═════ Given data ═════

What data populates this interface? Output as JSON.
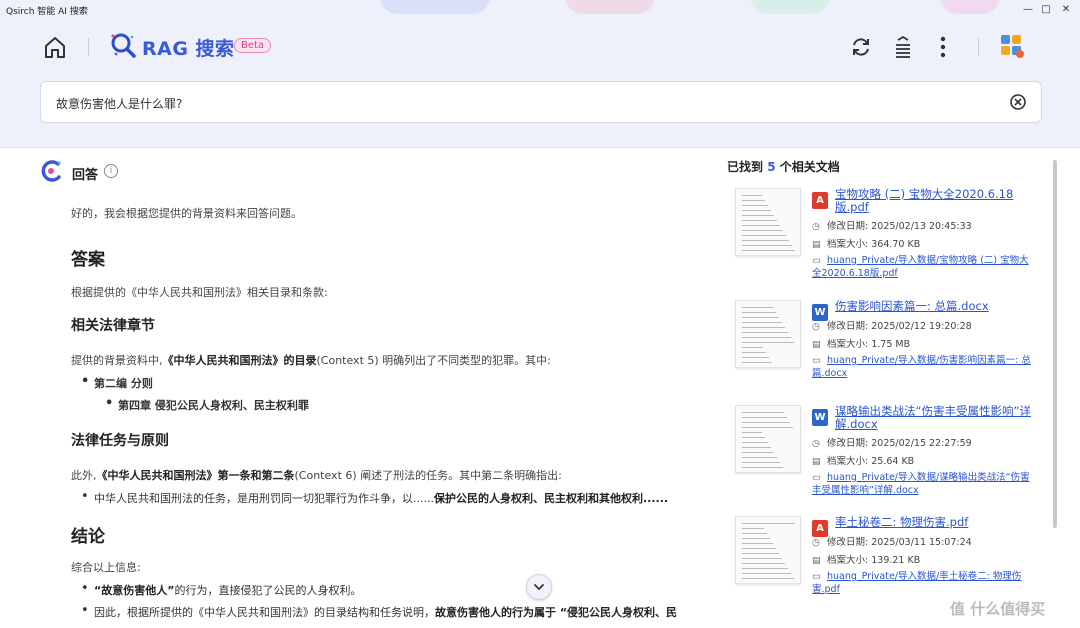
{
  "window": {
    "title": "Qsirch 智能 AI 搜索",
    "controls": {
      "minimize": "—",
      "maximize": "□",
      "close": "✕"
    }
  },
  "header": {
    "title": "RAG 搜索",
    "badge": "Beta",
    "icons": [
      "home-icon",
      "refresh-icon",
      "history-icon",
      "more-icon",
      "avatar-icon"
    ]
  },
  "search": {
    "query": "故意伤害他人是什么罪?"
  },
  "answer": {
    "label": "回答",
    "intro": "好的，我会根据您提供的背景资料来回答问题。",
    "h_answer": "答案",
    "p1": "根据提供的《中华人民共和国刑法》相关目录和条款:",
    "h_chapters": "相关法律章节",
    "p2_a": "提供的背景资料中,",
    "p2_b": "《中华人民共和国刑法》的目录",
    "p2_c": "(Context 5) 明确列出了不同类型的犯罪。其中:",
    "b1": "第二编 分则",
    "b1_1": "第四章 侵犯公民人身权利、民主权利罪",
    "h_principles": "法律任务与原则",
    "p3_a": "此外,",
    "p3_b": "《中华人民共和国刑法》第一条和第二条",
    "p3_c": "(Context 6) 阐述了刑法的任务。其中第二条明确指出:",
    "b2_a": "中华人民共和国刑法的任务，是用刑罚同一切犯罪行为作斗争，以......",
    "b2_b": "保护公民的人身权利、民主权利和其他权利......",
    "h_conclusion": "结论",
    "p4": "综合以上信息:",
    "b3_a": "“故意伤害他人”",
    "b3_b": "的行为，直接侵犯了公民的人身权利。",
    "b4_a": "因此，根据所提供的《中华人民共和国刑法》的目录结构和任务说明，",
    "b4_b": "故意伤害他人的行为属于 “侵犯公民人身权利、民"
  },
  "docs": {
    "heading_pre": "已找到",
    "count": "5",
    "heading_post": "个相关文档",
    "modified_label": "修改日期:",
    "size_label": "档案大小:",
    "items": [
      {
        "type": "pdf",
        "type_glyph": "A",
        "name": "宝物攻略 (二) 宝物大全2020.6.18版.pdf",
        "modified": "2025/02/13 20:45:33",
        "size": "364.70 KB",
        "path": "huang_Private/导入数据/宝物攻略 (二) 宝物大全2020.6.18版.pdf"
      },
      {
        "type": "word",
        "type_glyph": "W",
        "name": "伤害影响因素篇一: 总篇.docx",
        "modified": "2025/02/12 19:20:28",
        "size": "1.75 MB",
        "path": "huang_Private/导入数据/伤害影响因素篇一: 总篇.docx"
      },
      {
        "type": "word",
        "type_glyph": "W",
        "name": "谋略输出类战法“伤害丰受属性影响”详解.docx",
        "modified": "2025/02/15 22:27:59",
        "size": "25.64 KB",
        "path": "huang_Private/导入数据/谋略输出类战法“伤害丰受属性影响”详解.docx"
      },
      {
        "type": "pdf",
        "type_glyph": "A",
        "name": "率土秘卷二: 物理伤害.pdf",
        "modified": "2025/03/11 15:07:24",
        "size": "139.21 KB",
        "path": "huang_Private/导入数据/率土秘卷二: 物理伤害.pdf"
      }
    ]
  },
  "watermark": "值 什么值得买",
  "colors": {
    "accent": "#3b5bd6",
    "link": "#2a55d1",
    "pdf": "#e0392b",
    "word": "#2b66c8",
    "header_bg": "#eef0fb",
    "beta": "#d2408b"
  }
}
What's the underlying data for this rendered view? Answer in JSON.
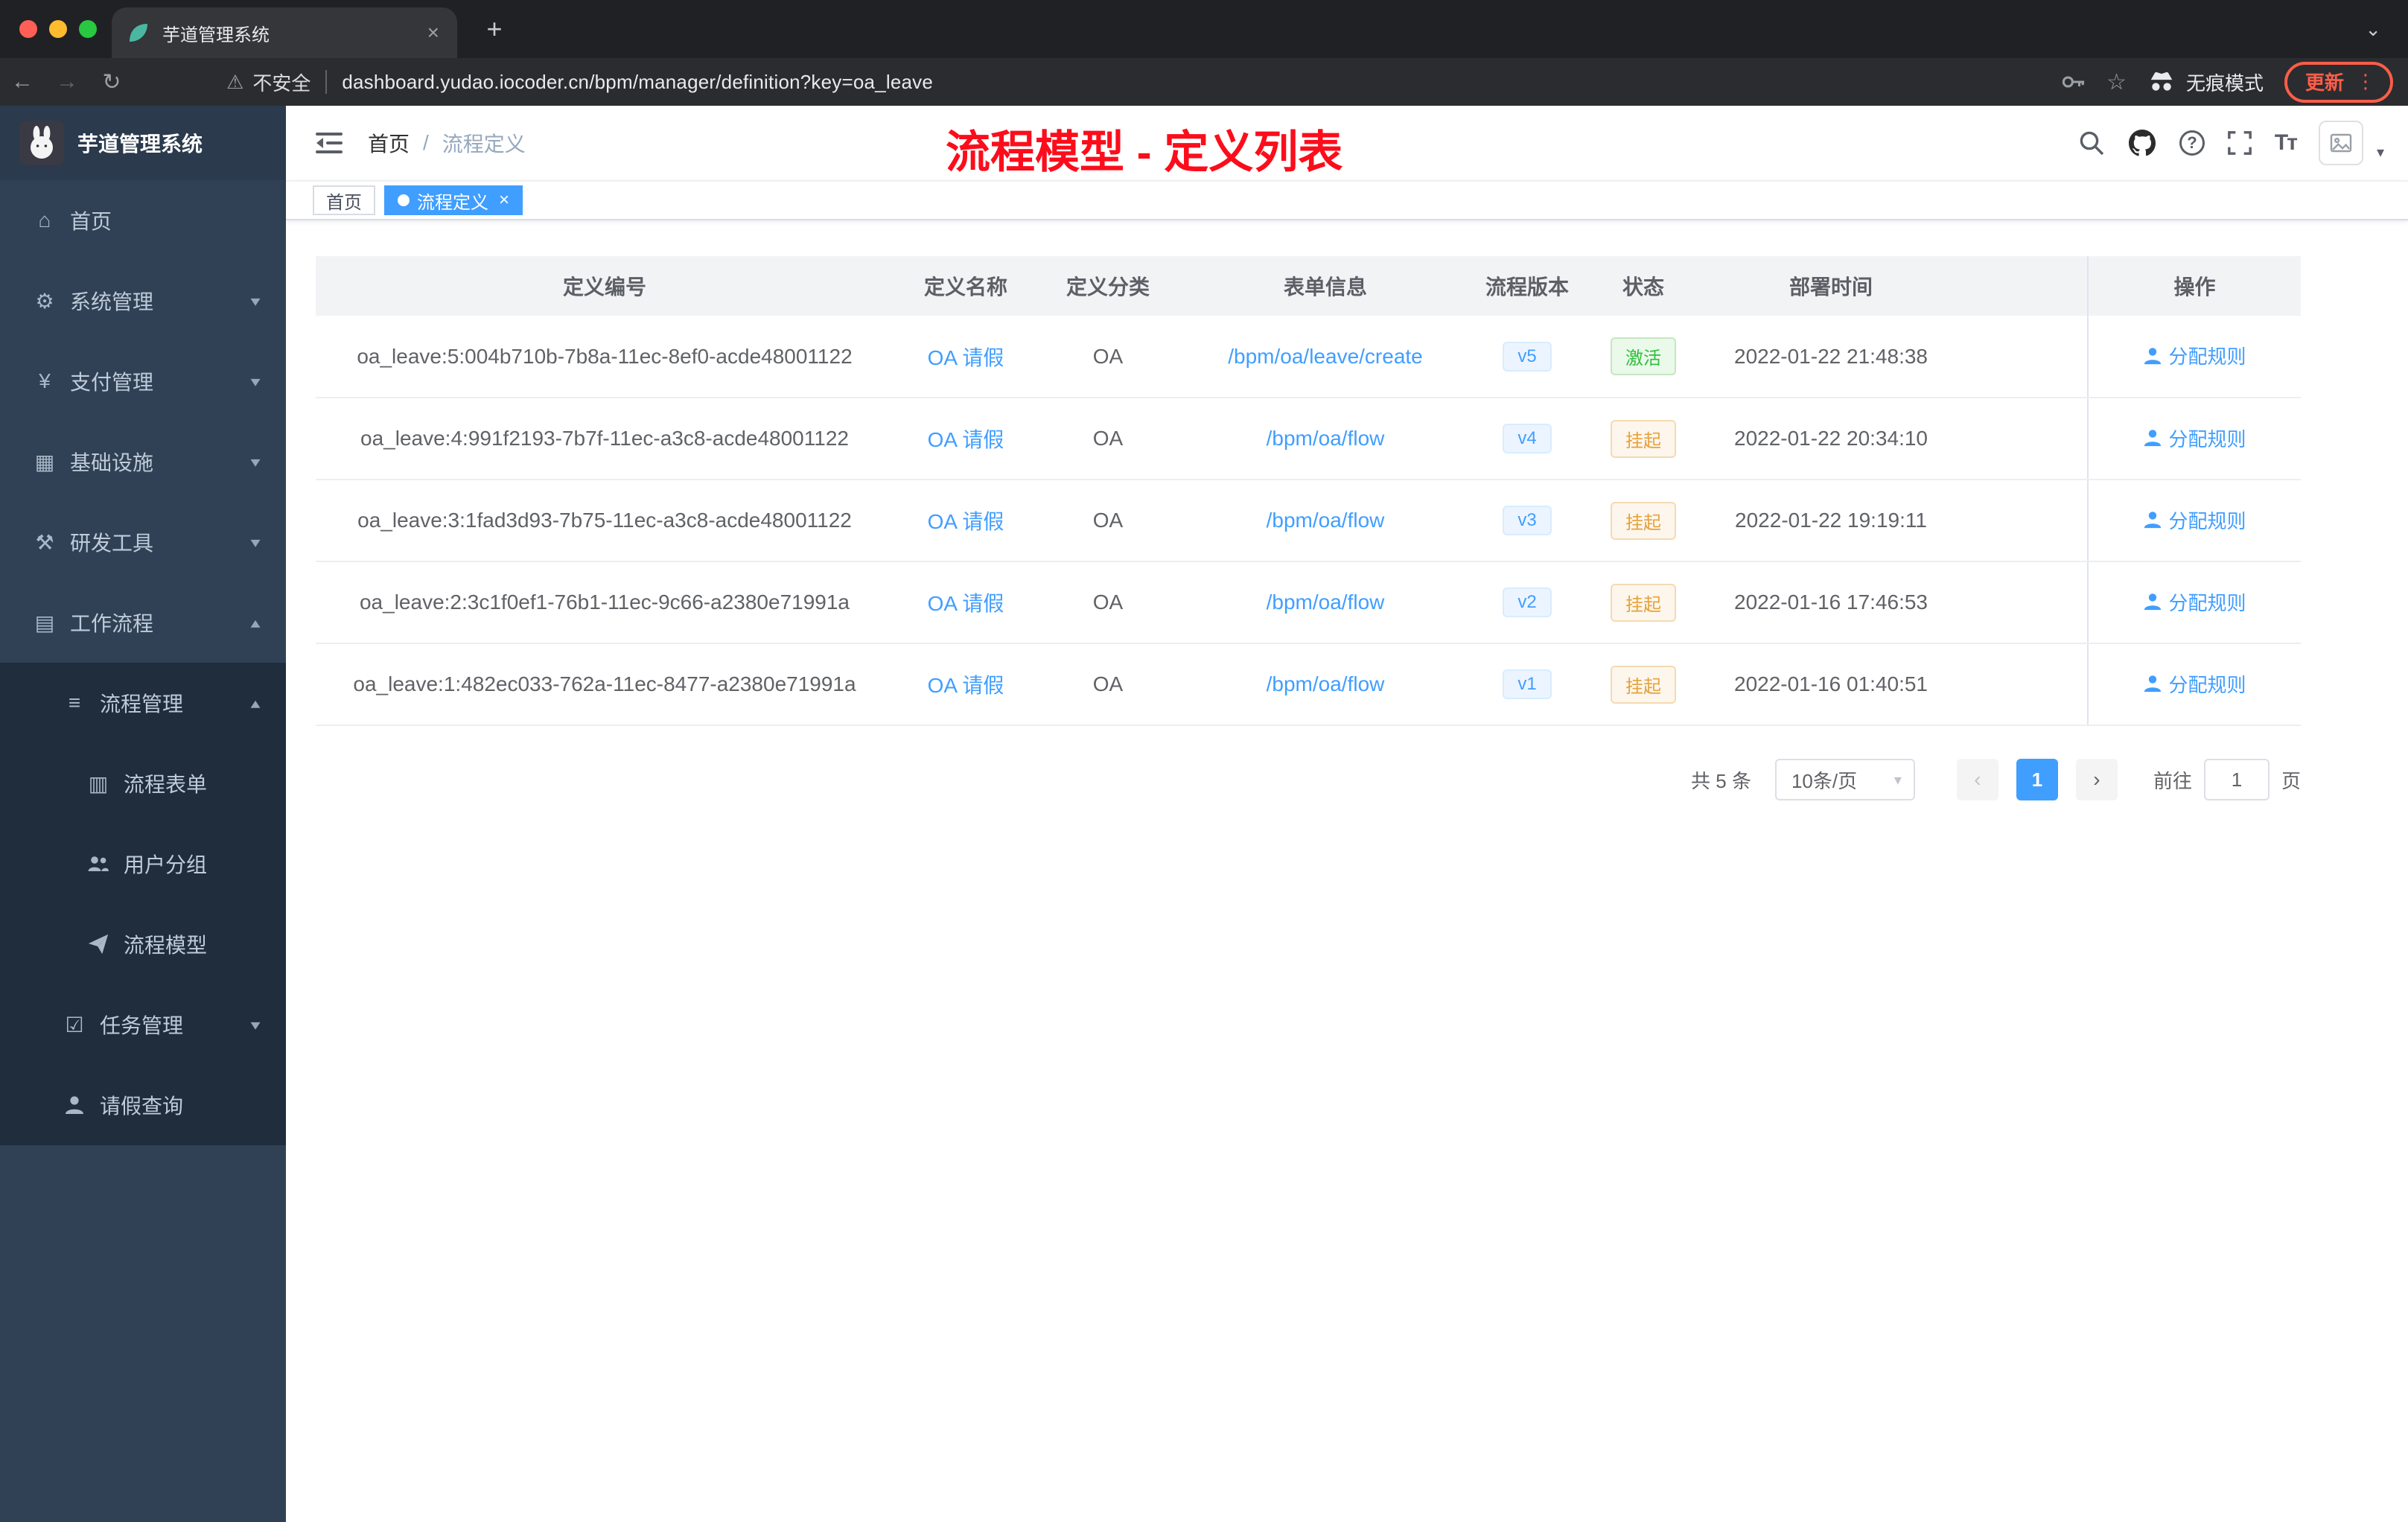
{
  "browser": {
    "tab_title": "芋道管理系统",
    "security_label": "不安全",
    "url": "dashboard.yudao.iocoder.cn/bpm/manager/definition?key=oa_leave",
    "incognito_label": "无痕模式",
    "update_label": "更新"
  },
  "icons": {
    "close": "×",
    "plus": "+",
    "kebab": "⋮",
    "chevron_down": "⌄",
    "back": "←",
    "forward": "→",
    "reload": "↻",
    "warning": "⚠",
    "star": "☆",
    "caret_down": "▾",
    "caret_up": "▴",
    "arrow_left": "‹",
    "arrow_right": "›"
  },
  "sidebar": {
    "logo_title": "芋道管理系统",
    "menu": [
      {
        "label": "首页",
        "icon": "home-icon",
        "glyph": "⌂"
      },
      {
        "label": "系统管理",
        "icon": "gear-icon",
        "glyph": "⚙"
      },
      {
        "label": "支付管理",
        "icon": "yen-icon",
        "glyph": "¥"
      },
      {
        "label": "基础设施",
        "icon": "infrastructure-icon",
        "glyph": "▦"
      },
      {
        "label": "研发工具",
        "icon": "devtools-icon",
        "glyph": "⚒"
      },
      {
        "label": "工作流程",
        "icon": "workflow-icon",
        "glyph": "▤"
      },
      {
        "label": "流程管理",
        "icon": "process-management-icon",
        "glyph": "≡"
      },
      {
        "label": "流程表单",
        "icon": "process-form-icon",
        "glyph": "▥"
      },
      {
        "label": "用户分组",
        "icon": "user-group-icon",
        "glyph": ""
      },
      {
        "label": "流程模型",
        "icon": "process-model-icon",
        "glyph": ""
      },
      {
        "label": "任务管理",
        "icon": "task-management-icon",
        "glyph": "☑"
      },
      {
        "label": "请假查询",
        "icon": "leave-query-icon",
        "glyph": ""
      }
    ]
  },
  "navbar": {
    "breadcrumb_home": "首页",
    "breadcrumb_sep": "/",
    "breadcrumb_current": "流程定义",
    "annotation": "流程模型 - 定义列表",
    "help_glyph": "?",
    "font_size_glyph": "Tт"
  },
  "tags": {
    "home": "首页",
    "active": "流程定义"
  },
  "table": {
    "headers": [
      "定义编号",
      "定义名称",
      "定义分类",
      "表单信息",
      "流程版本",
      "状态",
      "部署时间",
      "操作"
    ],
    "rows": [
      {
        "id": "oa_leave:5:004b710b-7b8a-11ec-8ef0-acde48001122",
        "name": "OA 请假",
        "category": "OA",
        "form": "/bpm/oa/leave/create",
        "version": "v5",
        "status": "激活",
        "status_type": "success",
        "time": "2022-01-22 21:48:38",
        "action": "分配规则"
      },
      {
        "id": "oa_leave:4:991f2193-7b7f-11ec-a3c8-acde48001122",
        "name": "OA 请假",
        "category": "OA",
        "form": "/bpm/oa/flow",
        "version": "v4",
        "status": "挂起",
        "status_type": "warning",
        "time": "2022-01-22 20:34:10",
        "action": "分配规则"
      },
      {
        "id": "oa_leave:3:1fad3d93-7b75-11ec-a3c8-acde48001122",
        "name": "OA 请假",
        "category": "OA",
        "form": "/bpm/oa/flow",
        "version": "v3",
        "status": "挂起",
        "status_type": "warning",
        "time": "2022-01-22 19:19:11",
        "action": "分配规则"
      },
      {
        "id": "oa_leave:2:3c1f0ef1-76b1-11ec-9c66-a2380e71991a",
        "name": "OA 请假",
        "category": "OA",
        "form": "/bpm/oa/flow",
        "version": "v2",
        "status": "挂起",
        "status_type": "warning",
        "time": "2022-01-16 17:46:53",
        "action": "分配规则"
      },
      {
        "id": "oa_leave:1:482ec033-762a-11ec-8477-a2380e71991a",
        "name": "OA 请假",
        "category": "OA",
        "form": "/bpm/oa/flow",
        "version": "v1",
        "status": "挂起",
        "status_type": "warning",
        "time": "2022-01-16 01:40:51",
        "action": "分配规则"
      }
    ]
  },
  "pagination": {
    "total": "共 5 条",
    "page_size": "10条/页",
    "page": "1",
    "jump_prefix": "前往",
    "jump_value": "1",
    "jump_suffix": "页"
  },
  "colors": {
    "accent": "#409eff",
    "success": "#2fbf3e",
    "warning": "#e6a23c",
    "annotation": "#fc0d1b",
    "sidebar_bg": "#304156",
    "sidebar_sub_bg": "#1f2d3d"
  }
}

═════

* Task description *
Every entry above is to be set down exactly; the pictures are to be left out.

* In response *
What data populates this interface? Output as JSON.
{
  "window": {
    "title": "Qsirch 智能 AI 搜索",
    "controls": {
      "minimize": "—",
      "maximize": "□",
      "close": "✕"
    }
  },
  "header": {
    "title": "RAG 搜索",
    "badge": "Beta",
    "icons": [
      "home-icon",
      "refresh-icon",
      "history-icon",
      "more-icon",
      "avatar-icon"
    ]
  },
  "search": {
    "query": "故意伤害他人是什么罪?"
  },
  "answer": {
    "label": "回答",
    "intro": "好的，我会根据您提供的背景资料来回答问题。",
    "h_answer": "答案",
    "p1": "根据提供的《中华人民共和国刑法》相关目录和条款:",
    "h_chapters": "相关法律章节",
    "p2_a": "提供的背景资料中,",
    "p2_b": "《中华人民共和国刑法》的目录",
    "p2_c": "(Context 5) 明确列出了不同类型的犯罪。其中:",
    "b1": "第二编 分则",
    "b1_1": "第四章 侵犯公民人身权利、民主权利罪",
    "h_principles": "法律任务与原则",
    "p3_a": "此外,",
    "p3_b": "《中华人民共和国刑法》第一条和第二条",
    "p3_c": "(Context 6) 阐述了刑法的任务。其中第二条明确指出:",
    "b2_a": "中华人民共和国刑法的任务，是用刑罚同一切犯罪行为作斗争，以......",
    "b2_b": "保护公民的人身权利、民主权利和其他权利......",
    "h_conclusion": "结论",
    "p4": "综合以上信息:",
    "b3_a": "“故意伤害他人”",
    "b3_b": "的行为，直接侵犯了公民的人身权利。",
    "b4_a": "因此，根据所提供的《中华人民共和国刑法》的目录结构和任务说明，",
    "b4_b": "故意伤害他人的行为属于 “侵犯公民人身权利、民"
  },
  "docs": {
    "heading_pre": "已找到",
    "count": "5",
    "heading_post": "个相关文档",
    "modified_label": "修改日期:",
    "size_label": "档案大小:",
    "items": [
      {
        "type": "pdf",
        "type_glyph": "A",
        "name": "宝物攻略 (二) 宝物大全2020.6.18版.pdf",
        "modified": "2025/02/13 20:45:33",
        "size": "364.70 KB",
        "path": "huang_Private/导入数据/宝物攻略 (二) 宝物大全2020.6.18版.pdf"
      },
      {
        "type": "word",
        "type_glyph": "W",
        "name": "伤害影响因素篇一: 总篇.docx",
        "modified": "2025/02/12 19:20:28",
        "size": "1.75 MB",
        "path": "huang_Private/导入数据/伤害影响因素篇一: 总篇.docx"
      },
      {
        "type": "word",
        "type_glyph": "W",
        "name": "谋略输出类战法“伤害丰受属性影响”详解.docx",
        "modified": "2025/02/15 22:27:59",
        "size": "25.64 KB",
        "path": "huang_Private/导入数据/谋略输出类战法“伤害丰受属性影响”详解.docx"
      },
      {
        "type": "pdf",
        "type_glyph": "A",
        "name": "率土秘卷二: 物理伤害.pdf",
        "modified": "2025/03/11 15:07:24",
        "size": "139.21 KB",
        "path": "huang_Private/导入数据/率土秘卷二: 物理伤害.pdf"
      }
    ]
  },
  "watermark": "值 什么值得买",
  "colors": {
    "accent": "#3b5bd6",
    "link": "#2a55d1",
    "pdf": "#e0392b",
    "word": "#2b66c8",
    "header_bg": "#eef0fb",
    "beta": "#d2408b"
  }
}
What's the underlying data for this rendered view? Answer in JSON.
{
  "browser": {
    "tab_title": "芋道管理系统",
    "security_label": "不安全",
    "url": "dashboard.yudao.iocoder.cn/bpm/manager/definition?key=oa_leave",
    "incognito_label": "无痕模式",
    "update_label": "更新"
  },
  "icons": {
    "close": "×",
    "plus": "+",
    "kebab": "⋮",
    "chevron_down": "⌄",
    "back": "←",
    "forward": "→",
    "reload": "↻",
    "warning": "⚠",
    "star": "☆",
    "caret_down": "▾",
    "caret_up": "▴",
    "arrow_left": "‹",
    "arrow_right": "›"
  },
  "sidebar": {
    "logo_title": "芋道管理系统",
    "menu": [
      {
        "label": "首页",
        "icon": "home-icon",
        "glyph": "⌂"
      },
      {
        "label": "系统管理",
        "icon": "gear-icon",
        "glyph": "⚙"
      },
      {
        "label": "支付管理",
        "icon": "yen-icon",
        "glyph": "¥"
      },
      {
        "label": "基础设施",
        "icon": "infrastructure-icon",
        "glyph": "▦"
      },
      {
        "label": "研发工具",
        "icon": "devtools-icon",
        "glyph": "⚒"
      },
      {
        "label": "工作流程",
        "icon": "workflow-icon",
        "glyph": "▤"
      },
      {
        "label": "流程管理",
        "icon": "process-management-icon",
        "glyph": "≡"
      },
      {
        "label": "流程表单",
        "icon": "process-form-icon",
        "glyph": "▥"
      },
      {
        "label": "用户分组",
        "icon": "user-group-icon",
        "glyph": ""
      },
      {
        "label": "流程模型",
        "icon": "process-model-icon",
        "glyph": ""
      },
      {
        "label": "任务管理",
        "icon": "task-management-icon",
        "glyph": "☑"
      },
      {
        "label": "请假查询",
        "icon": "leave-query-icon",
        "glyph": ""
      }
    ]
  },
  "navbar": {
    "breadcrumb_home": "首页",
    "breadcrumb_sep": "/",
    "breadcrumb_current": "流程定义",
    "annotation": "流程模型 - 定义列表",
    "help_glyph": "?",
    "font_size_glyph": "Tт"
  },
  "tags": {
    "home": "首页",
    "active": "流程定义"
  },
  "table": {
    "headers": [
      "定义编号",
      "定义名称",
      "定义分类",
      "表单信息",
      "流程版本",
      "状态",
      "部署时间",
      "操作"
    ],
    "rows": [
      {
        "id": "oa_leave:5:004b710b-7b8a-11ec-8ef0-acde48001122",
        "name": "OA 请假",
        "category": "OA",
        "form": "/bpm/oa/leave/create",
        "version": "v5",
        "status": "激活",
        "status_type": "success",
        "time": "2022-01-22 21:48:38",
        "action": "分配规则"
      },
      {
        "id": "oa_leave:4:991f2193-7b7f-11ec-a3c8-acde48001122",
        "name": "OA 请假",
        "category": "OA",
        "form": "/bpm/oa/flow",
        "version": "v4",
        "status": "挂起",
        "status_type": "warning",
        "time": "2022-01-22 20:34:10",
        "action": "分配规则"
      },
      {
        "id": "oa_leave:3:1fad3d93-7b75-11ec-a3c8-acde48001122",
        "name": "OA 请假",
        "category": "OA",
        "form": "/bpm/oa/flow",
        "version": "v3",
        "status": "挂起",
        "status_type": "warning",
        "time": "2022-01-22 19:19:11",
        "action": "分配规则"
      },
      {
        "id": "oa_leave:2:3c1f0ef1-76b1-11ec-9c66-a2380e71991a",
        "name": "OA 请假",
        "category": "OA",
        "form": "/bpm/oa/flow",
        "version": "v2",
        "status": "挂起",
        "status_type": "warning",
        "time": "2022-01-16 17:46:53",
        "action": "分配规则"
      },
      {
        "id": "oa_leave:1:482ec033-762a-11ec-8477-a2380e71991a",
        "name": "OA 请假",
        "category": "OA",
        "form": "/bpm/oa/flow",
        "version": "v1",
        "status": "挂起",
        "status_type": "warning",
        "time": "2022-01-16 01:40:51",
        "action": "分配规则"
      }
    ]
  },
  "pagination": {
    "total": "共 5 条",
    "page_size": "10条/页",
    "page": "1",
    "jump_prefix": "前往",
    "jump_value": "1",
    "jump_suffix": "页"
  },
  "colors": {
    "accent": "#409eff",
    "success": "#2fbf3e",
    "warning": "#e6a23c",
    "annotation": "#fc0d1b",
    "sidebar_bg": "#304156",
    "sidebar_sub_bg": "#1f2d3d"
  }
}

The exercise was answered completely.